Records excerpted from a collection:

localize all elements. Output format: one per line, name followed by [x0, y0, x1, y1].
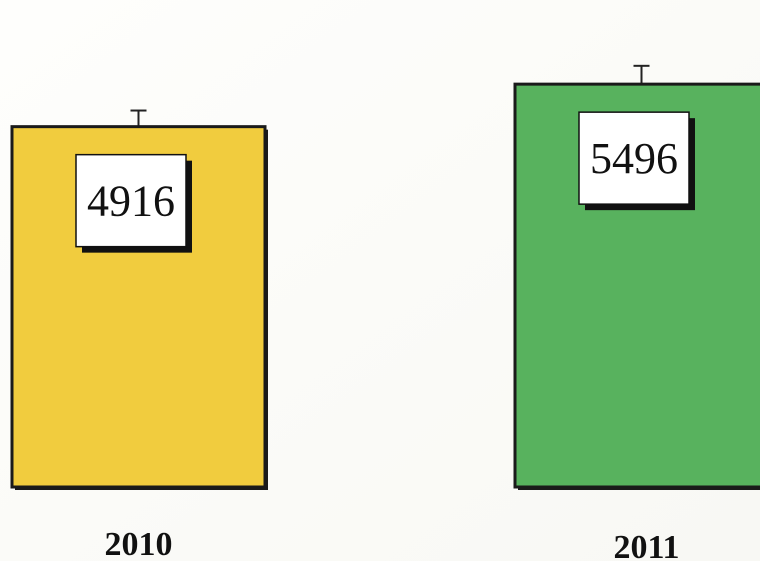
value-label-box-2011 — [578, 111, 690, 205]
category-label-2011: 2011 — [613, 529, 679, 561]
value-label-box-2010 — [75, 153, 187, 248]
value-label-2011: 5496 — [590, 134, 678, 183]
plot-area: 4916 2010 5496 2011 — [10, 64, 760, 561]
value-label-2010: 4916 — [87, 177, 175, 226]
category-label-2010: 2010 — [105, 526, 173, 561]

### [WHAT YOU WILL DO]
Could you render the data above as a two-column CSV with the columns "prompt" and "target", one row per record, each field quoted and any line breaks replaced by spaces? Leave the pictures out.

### [ANSWER]
prompt,target
"localize all elements. Output format: one per line, name followed by [x0, y0, x1, y1].","value-label-box-2011 — [578, 111, 690, 205] category-label-2011: 2011 — [613, 529, 679, 561] value-label-box-2010 — [75, 153, 187, 248] value-label-2011: 5496 — [590, 134, 678, 183] plot-area: 4916 2010 5496 2011 — [10, 64, 760, 561] value-label-2010: 4916 — [87, 177, 175, 226] category-label-2010: 2010 — [105, 526, 173, 561]"